→ MATERIAL

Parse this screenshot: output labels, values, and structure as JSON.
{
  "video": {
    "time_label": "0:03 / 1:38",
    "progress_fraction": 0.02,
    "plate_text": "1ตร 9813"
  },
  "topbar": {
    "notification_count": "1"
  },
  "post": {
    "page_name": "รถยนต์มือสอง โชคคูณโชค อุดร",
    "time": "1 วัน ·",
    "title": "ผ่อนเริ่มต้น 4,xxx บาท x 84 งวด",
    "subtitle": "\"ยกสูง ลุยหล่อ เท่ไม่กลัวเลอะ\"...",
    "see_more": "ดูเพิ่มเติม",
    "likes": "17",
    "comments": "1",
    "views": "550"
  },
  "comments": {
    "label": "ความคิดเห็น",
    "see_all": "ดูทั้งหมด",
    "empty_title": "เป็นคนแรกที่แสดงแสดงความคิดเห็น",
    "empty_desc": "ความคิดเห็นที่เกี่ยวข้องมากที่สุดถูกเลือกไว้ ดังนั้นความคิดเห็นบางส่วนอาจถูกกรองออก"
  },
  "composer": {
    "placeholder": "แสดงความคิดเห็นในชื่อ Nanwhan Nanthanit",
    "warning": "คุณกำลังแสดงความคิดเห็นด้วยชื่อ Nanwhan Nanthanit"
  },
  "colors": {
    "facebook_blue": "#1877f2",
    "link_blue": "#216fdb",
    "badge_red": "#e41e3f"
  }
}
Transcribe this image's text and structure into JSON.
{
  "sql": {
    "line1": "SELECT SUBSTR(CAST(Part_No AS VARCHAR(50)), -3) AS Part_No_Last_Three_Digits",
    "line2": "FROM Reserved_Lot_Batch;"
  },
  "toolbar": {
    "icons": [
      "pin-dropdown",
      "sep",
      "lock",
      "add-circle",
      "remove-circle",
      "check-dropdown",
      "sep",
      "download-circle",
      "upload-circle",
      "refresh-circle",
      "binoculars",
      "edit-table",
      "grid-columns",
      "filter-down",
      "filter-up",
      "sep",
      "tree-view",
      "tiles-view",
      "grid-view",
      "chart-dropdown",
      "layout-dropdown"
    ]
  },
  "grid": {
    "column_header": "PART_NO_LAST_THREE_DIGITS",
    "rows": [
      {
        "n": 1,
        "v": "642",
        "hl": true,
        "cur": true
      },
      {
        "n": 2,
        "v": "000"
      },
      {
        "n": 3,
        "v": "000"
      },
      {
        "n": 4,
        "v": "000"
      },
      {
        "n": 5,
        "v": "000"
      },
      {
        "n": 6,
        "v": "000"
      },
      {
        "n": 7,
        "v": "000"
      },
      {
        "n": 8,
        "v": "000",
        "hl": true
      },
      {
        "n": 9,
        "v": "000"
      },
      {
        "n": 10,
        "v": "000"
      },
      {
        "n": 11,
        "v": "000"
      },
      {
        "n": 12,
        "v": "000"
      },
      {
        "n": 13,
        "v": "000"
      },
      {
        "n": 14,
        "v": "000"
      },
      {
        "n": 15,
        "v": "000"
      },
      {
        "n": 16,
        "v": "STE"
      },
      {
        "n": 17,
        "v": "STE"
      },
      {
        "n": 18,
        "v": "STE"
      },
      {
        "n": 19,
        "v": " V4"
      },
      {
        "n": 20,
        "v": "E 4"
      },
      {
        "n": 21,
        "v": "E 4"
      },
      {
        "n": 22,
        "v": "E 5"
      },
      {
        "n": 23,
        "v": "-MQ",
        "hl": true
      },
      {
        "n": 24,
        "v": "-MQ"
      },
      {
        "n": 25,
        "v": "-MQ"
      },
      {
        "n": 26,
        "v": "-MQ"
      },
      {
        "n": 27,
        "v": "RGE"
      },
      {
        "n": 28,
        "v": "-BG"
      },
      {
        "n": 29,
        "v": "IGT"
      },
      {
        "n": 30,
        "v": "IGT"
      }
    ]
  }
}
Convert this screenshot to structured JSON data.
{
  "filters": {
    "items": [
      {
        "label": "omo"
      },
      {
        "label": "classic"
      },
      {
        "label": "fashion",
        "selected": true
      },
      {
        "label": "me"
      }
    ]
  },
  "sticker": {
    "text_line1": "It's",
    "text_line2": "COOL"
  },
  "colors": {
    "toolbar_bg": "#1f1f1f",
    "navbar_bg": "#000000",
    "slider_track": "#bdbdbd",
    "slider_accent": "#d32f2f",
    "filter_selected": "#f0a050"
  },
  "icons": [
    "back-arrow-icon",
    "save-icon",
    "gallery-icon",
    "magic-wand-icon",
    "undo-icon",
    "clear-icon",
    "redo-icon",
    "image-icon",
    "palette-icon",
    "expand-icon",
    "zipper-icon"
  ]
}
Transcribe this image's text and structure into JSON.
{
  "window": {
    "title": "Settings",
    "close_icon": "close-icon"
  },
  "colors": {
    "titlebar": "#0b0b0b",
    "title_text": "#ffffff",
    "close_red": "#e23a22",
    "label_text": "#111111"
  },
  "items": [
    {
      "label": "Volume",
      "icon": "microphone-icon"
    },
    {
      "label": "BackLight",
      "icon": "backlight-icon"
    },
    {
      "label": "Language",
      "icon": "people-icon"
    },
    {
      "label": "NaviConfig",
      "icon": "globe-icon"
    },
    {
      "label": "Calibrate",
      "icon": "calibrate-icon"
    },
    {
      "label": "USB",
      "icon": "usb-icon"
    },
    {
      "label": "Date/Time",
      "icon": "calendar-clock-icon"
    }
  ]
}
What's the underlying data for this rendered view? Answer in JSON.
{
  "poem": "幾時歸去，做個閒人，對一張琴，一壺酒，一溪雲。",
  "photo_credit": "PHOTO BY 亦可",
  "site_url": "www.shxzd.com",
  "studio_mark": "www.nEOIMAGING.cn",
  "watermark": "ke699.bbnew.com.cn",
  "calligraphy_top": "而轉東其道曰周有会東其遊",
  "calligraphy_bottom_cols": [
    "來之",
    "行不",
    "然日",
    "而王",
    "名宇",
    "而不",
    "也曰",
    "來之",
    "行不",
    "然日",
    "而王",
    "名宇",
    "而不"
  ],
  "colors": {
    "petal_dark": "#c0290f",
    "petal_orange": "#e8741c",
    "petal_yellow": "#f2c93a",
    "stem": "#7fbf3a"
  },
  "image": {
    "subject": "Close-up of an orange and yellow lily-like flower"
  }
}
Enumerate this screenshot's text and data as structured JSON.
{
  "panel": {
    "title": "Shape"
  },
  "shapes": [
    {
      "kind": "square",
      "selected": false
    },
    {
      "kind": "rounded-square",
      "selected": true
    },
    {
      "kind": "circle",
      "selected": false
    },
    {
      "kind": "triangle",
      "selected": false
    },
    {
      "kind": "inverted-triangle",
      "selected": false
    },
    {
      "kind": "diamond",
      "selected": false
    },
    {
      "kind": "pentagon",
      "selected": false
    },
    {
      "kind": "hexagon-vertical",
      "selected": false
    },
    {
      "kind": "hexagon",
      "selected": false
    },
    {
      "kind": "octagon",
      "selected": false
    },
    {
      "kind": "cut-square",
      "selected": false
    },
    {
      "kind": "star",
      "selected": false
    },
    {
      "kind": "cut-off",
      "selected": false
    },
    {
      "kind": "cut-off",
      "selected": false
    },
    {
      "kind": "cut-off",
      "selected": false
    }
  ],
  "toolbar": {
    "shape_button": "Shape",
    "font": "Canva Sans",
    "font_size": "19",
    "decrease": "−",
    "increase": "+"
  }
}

→ WHAT THE EXERCISE ASKS
State how many lines in the records above contain the word "Nanthanit", giving only the number.

→ ANSWER TO THIS EXERCISE
2